Dataset items
## Begin

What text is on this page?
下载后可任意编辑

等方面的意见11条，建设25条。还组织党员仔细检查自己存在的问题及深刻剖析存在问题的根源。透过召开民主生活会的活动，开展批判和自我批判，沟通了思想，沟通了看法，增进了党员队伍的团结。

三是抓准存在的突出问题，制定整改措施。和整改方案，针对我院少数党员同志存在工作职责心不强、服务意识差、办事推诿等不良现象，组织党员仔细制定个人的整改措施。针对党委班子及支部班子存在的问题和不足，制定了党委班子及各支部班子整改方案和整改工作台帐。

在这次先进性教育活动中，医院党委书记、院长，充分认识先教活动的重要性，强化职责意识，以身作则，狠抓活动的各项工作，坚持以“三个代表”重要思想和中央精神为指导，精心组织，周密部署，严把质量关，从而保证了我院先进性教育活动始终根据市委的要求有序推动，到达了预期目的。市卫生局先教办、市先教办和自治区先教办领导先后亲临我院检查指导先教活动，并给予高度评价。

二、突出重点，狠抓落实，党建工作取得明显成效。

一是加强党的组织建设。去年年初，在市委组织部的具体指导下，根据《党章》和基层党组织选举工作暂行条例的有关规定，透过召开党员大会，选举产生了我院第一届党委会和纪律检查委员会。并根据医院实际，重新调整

## End

DO THIS
Each record above should be returned exactly as it appears.

COMPLETED EXERCISE
What text is on this page?
下载后可任意编辑

等方面的意见11条，建设25条。还组织党员仔细检查自己存在的问题及深刻剖析存在问题的根源。透过召开民主生活会的活动，开展批判和自我批判，沟通了思想，沟通了看法，增进了党员队伍的团结。

三是抓准存在的突出问题，制定整改措施。和整改方案，针对我院少数党员同志存在工作职责心不强、服务意识差、办事推诿等不良现象，组织党员仔细制定个人的整改措施。针对党委班子及支部班子存在的问题和不足，制定了党委班子及各支部班子整改方案和整改工作台帐。

在这次先进性教育活动中，医院党委书记、院长，充分认识先教活动的重要性，强化职责意识，以身作则，狠抓活动的各项工作，坚持以“三个代表”重要思想和中央精神为指导，精心组织，周密部署，严把质量关，从而保证了我院先进性教育活动始终根据市委的要求有序推动，到达了预期目的。市卫生局先教办、市先教办和自治区先教办领导先后亲临我院检查指导先教活动，并给予高度评价。

二、突出重点，狠抓落实，党建工作取得明显成效。

一是加强党的组织建设。去年年初，在市委组织部的具体指导下，根据《党章》和基层党组织选举工作暂行条例的有关规定，透过召开党员大会，选举产生了我院第一届党委会和纪律检查委员会。并根据医院实际，重新调整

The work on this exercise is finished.